→ PROBLEM REQUIREMENTS
Filter the records for lines holding the string "JSON".

___

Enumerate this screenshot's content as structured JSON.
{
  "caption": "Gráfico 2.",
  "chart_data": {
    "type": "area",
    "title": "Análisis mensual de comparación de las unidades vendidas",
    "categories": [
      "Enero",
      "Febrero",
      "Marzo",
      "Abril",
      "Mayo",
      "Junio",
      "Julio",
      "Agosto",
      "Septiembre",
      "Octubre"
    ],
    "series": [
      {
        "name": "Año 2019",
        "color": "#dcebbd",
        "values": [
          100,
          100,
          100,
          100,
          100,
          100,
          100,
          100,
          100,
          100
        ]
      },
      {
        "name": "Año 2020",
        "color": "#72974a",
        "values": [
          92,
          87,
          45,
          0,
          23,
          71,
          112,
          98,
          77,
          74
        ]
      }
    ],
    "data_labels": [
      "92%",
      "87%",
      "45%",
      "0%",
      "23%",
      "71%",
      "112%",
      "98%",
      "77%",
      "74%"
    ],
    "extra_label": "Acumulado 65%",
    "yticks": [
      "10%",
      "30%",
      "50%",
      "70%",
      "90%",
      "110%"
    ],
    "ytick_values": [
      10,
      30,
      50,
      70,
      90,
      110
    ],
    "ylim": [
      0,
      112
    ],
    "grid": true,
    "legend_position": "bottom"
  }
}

___

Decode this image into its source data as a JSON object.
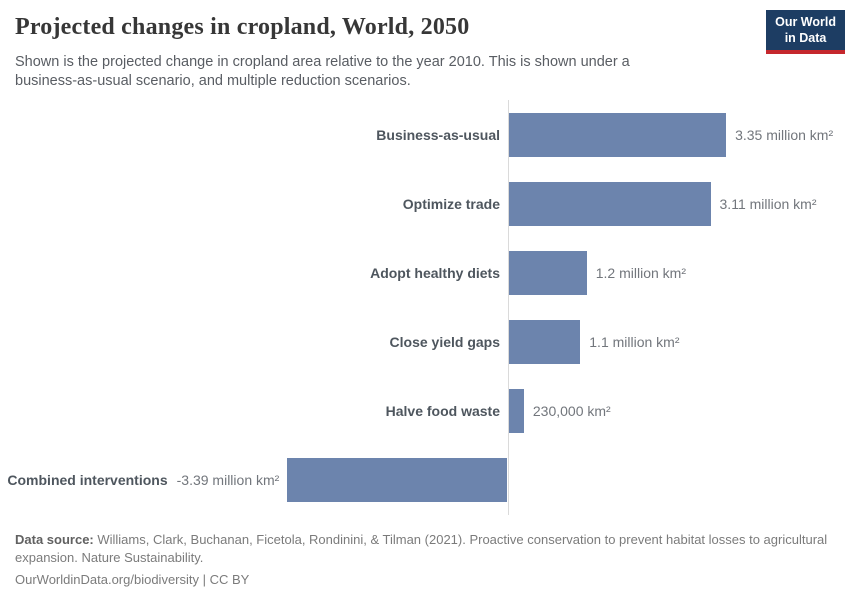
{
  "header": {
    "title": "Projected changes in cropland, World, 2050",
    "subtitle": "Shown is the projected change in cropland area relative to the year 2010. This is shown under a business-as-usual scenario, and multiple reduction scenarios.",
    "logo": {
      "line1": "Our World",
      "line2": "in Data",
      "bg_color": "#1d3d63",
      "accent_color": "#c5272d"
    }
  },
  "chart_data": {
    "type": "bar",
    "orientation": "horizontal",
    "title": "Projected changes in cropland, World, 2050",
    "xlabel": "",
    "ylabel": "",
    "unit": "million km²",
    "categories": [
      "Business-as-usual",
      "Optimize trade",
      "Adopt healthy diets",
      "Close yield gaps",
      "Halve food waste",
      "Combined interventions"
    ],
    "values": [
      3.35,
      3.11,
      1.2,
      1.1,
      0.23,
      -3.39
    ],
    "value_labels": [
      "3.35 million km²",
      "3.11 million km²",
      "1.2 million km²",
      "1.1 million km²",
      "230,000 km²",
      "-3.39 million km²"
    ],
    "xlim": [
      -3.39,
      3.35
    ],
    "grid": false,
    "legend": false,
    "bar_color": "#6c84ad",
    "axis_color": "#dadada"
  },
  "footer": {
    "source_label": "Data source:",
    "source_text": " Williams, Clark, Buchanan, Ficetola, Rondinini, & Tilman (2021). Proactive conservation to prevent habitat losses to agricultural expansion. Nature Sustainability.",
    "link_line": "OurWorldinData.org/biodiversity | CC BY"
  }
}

___

→ TASK RESPONSE
Enumerate this screenshot's content as structured JSON.
Decode this image into its source data as a JSON object.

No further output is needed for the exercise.